▸ Exercise description: List each distinct word ending in "ly" that appears in the forum post below, giving each word only once.

▸ Page text:
┌──
Discussion in 'Support Subforum' started by Miss Metta, Nov 10, 2016.

  1. Miss Metta

    Miss Metta Peer Supporter

    Hi all

    Recently I posted a question regarding TMS and weight-training, but I have doubts.
    Recently I managed to recover from TMS leg pain after 18 months, and so I (elatedly and jubilantly) returned to swimming. There were a number of methods I used, a number of issues resolved, but I don't know which or what finally allowed me to go back in the water and not feel pain. (My dishy doctor had something to do with it by telling me that how could I possibly hurt myself swimming when there was no cause for my leg pain?). It was 2 weeks after that conversation that I tried swimming and found I was mostly pain free. So he might have had something to do with it.
└──
▸ Given data:
┌──
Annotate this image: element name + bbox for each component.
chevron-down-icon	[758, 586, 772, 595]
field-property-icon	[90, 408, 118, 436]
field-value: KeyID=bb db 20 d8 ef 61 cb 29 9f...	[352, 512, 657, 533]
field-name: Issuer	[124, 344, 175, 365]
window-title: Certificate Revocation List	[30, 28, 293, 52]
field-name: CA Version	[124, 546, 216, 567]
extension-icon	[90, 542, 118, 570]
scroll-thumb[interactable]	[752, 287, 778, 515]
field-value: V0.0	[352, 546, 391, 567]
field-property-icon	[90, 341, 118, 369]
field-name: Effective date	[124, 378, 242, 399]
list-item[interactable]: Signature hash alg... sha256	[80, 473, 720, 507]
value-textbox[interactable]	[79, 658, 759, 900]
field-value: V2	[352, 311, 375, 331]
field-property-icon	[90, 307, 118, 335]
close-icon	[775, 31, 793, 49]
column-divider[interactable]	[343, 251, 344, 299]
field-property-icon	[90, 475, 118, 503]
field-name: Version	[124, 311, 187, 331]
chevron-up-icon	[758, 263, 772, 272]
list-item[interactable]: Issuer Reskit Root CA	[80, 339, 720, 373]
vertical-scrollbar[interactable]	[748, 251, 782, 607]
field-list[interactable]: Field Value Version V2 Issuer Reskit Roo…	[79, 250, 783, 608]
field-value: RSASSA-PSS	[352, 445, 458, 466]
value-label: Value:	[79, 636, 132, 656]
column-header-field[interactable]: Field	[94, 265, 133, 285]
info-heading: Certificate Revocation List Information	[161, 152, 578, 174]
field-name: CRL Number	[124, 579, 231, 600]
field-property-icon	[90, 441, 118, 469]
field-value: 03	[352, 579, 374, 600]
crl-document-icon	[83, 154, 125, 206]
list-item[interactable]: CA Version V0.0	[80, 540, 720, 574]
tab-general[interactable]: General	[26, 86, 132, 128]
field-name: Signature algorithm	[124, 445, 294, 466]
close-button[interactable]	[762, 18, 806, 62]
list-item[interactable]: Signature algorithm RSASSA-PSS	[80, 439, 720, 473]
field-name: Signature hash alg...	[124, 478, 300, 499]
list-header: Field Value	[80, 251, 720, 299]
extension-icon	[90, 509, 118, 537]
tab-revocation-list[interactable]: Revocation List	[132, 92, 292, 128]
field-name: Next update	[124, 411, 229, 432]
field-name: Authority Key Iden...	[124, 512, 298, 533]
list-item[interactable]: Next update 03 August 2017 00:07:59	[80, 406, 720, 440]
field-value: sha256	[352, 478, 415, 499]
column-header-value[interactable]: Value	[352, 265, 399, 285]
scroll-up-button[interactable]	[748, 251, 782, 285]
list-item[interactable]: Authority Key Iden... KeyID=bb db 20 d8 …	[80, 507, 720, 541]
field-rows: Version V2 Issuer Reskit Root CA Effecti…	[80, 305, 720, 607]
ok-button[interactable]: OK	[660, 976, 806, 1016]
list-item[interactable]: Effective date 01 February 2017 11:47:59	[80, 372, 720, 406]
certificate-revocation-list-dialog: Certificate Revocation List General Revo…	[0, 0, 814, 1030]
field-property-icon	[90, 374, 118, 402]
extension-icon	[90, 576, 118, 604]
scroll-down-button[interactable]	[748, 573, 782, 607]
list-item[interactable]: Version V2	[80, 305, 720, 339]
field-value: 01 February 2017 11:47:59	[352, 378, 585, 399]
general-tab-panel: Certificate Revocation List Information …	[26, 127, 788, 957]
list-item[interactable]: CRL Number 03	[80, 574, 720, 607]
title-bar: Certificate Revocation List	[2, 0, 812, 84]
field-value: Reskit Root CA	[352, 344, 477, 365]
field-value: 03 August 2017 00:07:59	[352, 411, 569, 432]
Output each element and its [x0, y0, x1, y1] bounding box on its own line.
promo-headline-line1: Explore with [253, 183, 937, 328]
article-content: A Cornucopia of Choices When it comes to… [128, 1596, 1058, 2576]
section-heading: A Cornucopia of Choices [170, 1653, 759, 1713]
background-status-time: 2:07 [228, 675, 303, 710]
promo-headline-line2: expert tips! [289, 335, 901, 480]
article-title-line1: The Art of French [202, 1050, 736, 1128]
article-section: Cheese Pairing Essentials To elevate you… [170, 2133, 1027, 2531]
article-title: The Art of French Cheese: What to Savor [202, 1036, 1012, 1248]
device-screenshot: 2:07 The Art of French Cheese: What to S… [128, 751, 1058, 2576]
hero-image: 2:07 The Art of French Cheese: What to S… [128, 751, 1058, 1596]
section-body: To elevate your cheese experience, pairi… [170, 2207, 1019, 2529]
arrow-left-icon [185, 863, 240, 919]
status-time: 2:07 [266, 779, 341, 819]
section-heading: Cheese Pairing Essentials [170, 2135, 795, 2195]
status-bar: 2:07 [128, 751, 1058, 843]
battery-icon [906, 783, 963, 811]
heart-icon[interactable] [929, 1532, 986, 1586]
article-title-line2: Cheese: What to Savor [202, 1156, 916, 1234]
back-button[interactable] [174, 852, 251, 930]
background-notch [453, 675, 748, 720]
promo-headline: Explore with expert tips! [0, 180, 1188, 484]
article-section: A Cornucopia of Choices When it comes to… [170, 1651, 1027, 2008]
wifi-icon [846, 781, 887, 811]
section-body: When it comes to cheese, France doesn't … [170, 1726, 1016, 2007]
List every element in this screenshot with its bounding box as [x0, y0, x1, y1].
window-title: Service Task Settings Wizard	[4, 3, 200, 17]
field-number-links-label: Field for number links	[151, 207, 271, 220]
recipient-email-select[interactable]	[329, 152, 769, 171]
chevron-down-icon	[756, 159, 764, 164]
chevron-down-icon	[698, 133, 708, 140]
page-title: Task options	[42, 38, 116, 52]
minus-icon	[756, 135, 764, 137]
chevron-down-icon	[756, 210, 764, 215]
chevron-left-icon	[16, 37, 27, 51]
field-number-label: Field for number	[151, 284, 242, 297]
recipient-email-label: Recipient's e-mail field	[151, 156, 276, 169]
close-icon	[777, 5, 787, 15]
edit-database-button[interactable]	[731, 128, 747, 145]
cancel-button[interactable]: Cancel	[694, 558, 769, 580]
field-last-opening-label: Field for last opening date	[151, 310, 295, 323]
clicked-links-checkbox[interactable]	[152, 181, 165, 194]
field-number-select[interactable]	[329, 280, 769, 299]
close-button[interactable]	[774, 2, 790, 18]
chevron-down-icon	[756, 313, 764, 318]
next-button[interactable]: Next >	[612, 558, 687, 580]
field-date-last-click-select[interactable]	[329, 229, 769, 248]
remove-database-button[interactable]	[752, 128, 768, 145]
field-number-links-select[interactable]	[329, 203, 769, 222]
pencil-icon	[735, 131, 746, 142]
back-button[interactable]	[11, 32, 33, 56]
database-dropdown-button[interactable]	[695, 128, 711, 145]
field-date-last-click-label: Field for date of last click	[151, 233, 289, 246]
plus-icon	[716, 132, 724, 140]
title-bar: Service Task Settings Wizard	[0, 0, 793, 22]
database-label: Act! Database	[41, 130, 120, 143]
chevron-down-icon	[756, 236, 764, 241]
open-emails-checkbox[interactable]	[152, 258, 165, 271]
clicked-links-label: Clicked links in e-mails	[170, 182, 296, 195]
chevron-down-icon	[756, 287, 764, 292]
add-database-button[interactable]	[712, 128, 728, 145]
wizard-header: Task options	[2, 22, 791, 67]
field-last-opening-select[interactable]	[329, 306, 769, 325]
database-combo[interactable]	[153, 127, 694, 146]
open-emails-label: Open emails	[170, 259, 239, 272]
└──
▸ Solution for this exercise: Recently, elatedly, jubilantly, finally, possibly, mostly